-- MATERIAL SUPPLIED --
+-------+
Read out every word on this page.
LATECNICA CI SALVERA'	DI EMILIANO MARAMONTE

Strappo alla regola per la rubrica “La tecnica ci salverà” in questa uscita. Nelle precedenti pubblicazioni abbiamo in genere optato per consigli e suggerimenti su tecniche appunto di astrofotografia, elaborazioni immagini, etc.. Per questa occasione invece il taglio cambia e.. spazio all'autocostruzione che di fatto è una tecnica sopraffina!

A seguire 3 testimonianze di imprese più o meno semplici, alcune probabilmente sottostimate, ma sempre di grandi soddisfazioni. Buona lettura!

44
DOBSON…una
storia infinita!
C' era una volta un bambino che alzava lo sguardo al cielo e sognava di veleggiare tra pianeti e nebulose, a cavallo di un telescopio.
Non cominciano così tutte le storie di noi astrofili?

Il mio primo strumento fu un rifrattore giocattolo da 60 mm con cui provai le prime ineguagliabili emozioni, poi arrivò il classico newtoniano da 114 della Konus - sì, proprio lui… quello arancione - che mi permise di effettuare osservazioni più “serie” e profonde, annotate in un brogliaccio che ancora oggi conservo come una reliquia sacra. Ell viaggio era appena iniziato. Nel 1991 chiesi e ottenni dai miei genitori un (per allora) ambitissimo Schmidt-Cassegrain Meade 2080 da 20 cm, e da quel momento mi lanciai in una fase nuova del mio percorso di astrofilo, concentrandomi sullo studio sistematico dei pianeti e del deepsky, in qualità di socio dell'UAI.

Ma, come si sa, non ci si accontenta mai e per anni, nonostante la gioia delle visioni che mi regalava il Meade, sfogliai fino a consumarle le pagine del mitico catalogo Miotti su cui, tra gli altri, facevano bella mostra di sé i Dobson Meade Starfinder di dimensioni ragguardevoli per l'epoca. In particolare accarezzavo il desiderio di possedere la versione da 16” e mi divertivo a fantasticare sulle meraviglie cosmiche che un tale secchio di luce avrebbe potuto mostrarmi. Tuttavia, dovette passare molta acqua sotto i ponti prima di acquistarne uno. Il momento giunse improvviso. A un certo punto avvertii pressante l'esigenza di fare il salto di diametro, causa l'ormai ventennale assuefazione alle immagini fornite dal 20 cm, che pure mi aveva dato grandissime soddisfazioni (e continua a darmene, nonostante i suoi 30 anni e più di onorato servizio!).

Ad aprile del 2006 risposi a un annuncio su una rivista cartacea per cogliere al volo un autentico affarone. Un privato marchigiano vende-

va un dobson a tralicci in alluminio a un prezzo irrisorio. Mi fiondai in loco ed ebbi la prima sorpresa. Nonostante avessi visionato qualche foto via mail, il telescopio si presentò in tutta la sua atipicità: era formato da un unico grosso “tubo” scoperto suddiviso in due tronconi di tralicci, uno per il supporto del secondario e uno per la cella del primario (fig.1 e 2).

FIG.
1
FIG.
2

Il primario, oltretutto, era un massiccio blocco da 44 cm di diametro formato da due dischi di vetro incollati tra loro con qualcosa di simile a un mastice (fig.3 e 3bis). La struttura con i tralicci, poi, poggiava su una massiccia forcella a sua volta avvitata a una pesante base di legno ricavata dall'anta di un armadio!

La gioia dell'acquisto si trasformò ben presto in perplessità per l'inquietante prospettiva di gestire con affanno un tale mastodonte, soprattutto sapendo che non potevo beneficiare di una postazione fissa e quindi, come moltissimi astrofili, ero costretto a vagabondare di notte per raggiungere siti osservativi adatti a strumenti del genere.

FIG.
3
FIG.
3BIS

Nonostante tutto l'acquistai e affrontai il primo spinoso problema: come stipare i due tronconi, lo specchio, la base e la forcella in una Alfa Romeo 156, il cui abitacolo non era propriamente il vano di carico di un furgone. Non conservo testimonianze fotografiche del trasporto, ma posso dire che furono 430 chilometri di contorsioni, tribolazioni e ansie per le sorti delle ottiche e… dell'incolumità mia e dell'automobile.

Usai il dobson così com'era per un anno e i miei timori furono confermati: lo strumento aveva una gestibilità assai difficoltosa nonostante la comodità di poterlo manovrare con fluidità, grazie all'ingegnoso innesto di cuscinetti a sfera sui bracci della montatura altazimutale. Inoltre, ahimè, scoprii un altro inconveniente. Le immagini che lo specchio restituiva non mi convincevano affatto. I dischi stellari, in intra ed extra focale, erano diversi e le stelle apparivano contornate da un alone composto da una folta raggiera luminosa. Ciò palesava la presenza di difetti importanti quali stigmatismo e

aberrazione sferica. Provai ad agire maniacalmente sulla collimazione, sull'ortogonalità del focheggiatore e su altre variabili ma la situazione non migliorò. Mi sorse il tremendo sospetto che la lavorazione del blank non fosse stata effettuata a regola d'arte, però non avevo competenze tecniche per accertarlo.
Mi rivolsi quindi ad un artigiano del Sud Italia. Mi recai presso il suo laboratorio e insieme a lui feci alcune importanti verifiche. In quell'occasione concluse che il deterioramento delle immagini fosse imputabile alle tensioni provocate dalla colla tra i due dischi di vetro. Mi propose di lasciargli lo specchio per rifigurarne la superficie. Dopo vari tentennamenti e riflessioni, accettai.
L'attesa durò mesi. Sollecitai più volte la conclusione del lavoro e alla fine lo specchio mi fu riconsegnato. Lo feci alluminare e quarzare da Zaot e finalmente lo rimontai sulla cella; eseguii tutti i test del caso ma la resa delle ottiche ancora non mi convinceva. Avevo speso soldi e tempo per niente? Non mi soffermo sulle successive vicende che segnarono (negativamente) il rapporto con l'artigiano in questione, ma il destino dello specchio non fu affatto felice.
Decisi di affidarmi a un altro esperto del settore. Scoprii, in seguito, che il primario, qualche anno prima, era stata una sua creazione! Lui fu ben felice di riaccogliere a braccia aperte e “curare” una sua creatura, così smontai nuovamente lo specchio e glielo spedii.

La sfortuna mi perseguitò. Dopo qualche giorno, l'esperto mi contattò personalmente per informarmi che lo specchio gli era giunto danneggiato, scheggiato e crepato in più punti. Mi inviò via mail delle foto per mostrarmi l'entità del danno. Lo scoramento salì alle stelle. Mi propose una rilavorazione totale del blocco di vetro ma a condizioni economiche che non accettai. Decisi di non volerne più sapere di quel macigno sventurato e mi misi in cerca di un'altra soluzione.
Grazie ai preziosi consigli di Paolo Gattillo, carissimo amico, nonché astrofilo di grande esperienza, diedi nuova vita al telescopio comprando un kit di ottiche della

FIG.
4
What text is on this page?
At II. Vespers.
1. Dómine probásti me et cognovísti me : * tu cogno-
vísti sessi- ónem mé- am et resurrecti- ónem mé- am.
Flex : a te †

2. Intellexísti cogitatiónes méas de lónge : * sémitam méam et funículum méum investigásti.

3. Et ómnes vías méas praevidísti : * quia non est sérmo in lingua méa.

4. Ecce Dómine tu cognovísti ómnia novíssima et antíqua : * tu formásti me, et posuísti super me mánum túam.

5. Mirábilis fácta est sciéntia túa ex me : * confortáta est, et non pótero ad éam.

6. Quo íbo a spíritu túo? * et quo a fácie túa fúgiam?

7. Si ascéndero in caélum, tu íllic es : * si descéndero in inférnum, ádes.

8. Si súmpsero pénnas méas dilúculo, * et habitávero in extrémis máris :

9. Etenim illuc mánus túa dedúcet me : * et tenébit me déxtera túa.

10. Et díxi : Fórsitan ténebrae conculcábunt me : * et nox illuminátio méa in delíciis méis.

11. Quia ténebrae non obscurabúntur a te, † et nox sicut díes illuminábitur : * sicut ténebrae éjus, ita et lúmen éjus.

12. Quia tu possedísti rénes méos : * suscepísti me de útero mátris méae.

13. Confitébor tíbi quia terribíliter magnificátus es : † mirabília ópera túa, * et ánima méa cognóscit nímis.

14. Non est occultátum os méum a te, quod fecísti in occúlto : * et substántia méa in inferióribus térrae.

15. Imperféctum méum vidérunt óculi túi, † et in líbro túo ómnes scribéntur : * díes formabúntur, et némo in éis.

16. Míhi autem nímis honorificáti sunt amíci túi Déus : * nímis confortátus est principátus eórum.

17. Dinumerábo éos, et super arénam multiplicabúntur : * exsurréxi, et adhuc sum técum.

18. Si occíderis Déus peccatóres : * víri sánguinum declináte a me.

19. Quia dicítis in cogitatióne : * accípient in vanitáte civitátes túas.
+-------+
-- TASK DIRECTIONS --
Copy every single line of the material above that holds "qualche".

-- RESULT FOR THIS EXERCISE --
va un dobson a tralicci in alluminio a un prezzo irrisorio. Mi fiondai in loco ed ebbi la prima sorpresa. Nonostante avessi visionato qualche foto via mail, il telescopio si presentò in tutta la sua atipicità: era formato da un unico grosso “tubo” scoperto suddiviso in due tronconi di tralicci, uno per il supporto del secondario e uno per la cella del primario (fig.1 e 2).
Decisi di affidarmi a un altro esperto del settore. Scoprii, in seguito, che il primario, qualche anno prima, era stata una sua creazione! Lui fu ben felice di riaccogliere a braccia aperte e “curare” una sua creatura, così smontai nuovamente lo specchio e glielo spedii.
La sfortuna mi perseguitò. Dopo qualche giorno, l'esperto mi contattò personalmente per informarmi che lo specchio gli era giunto danneggiato, scheggiato e crepato in più punti. Mi inviò via mail delle foto per mostrarmi l'entità del danno. Lo scoramento salì alle stelle. Mi propose una rilavorazione totale del blocco di vetro ma a condizioni economiche che non accettai. Decisi di non volerne più sapere di quel macigno sventurato e mi misi in cerca di un'altra soluzione.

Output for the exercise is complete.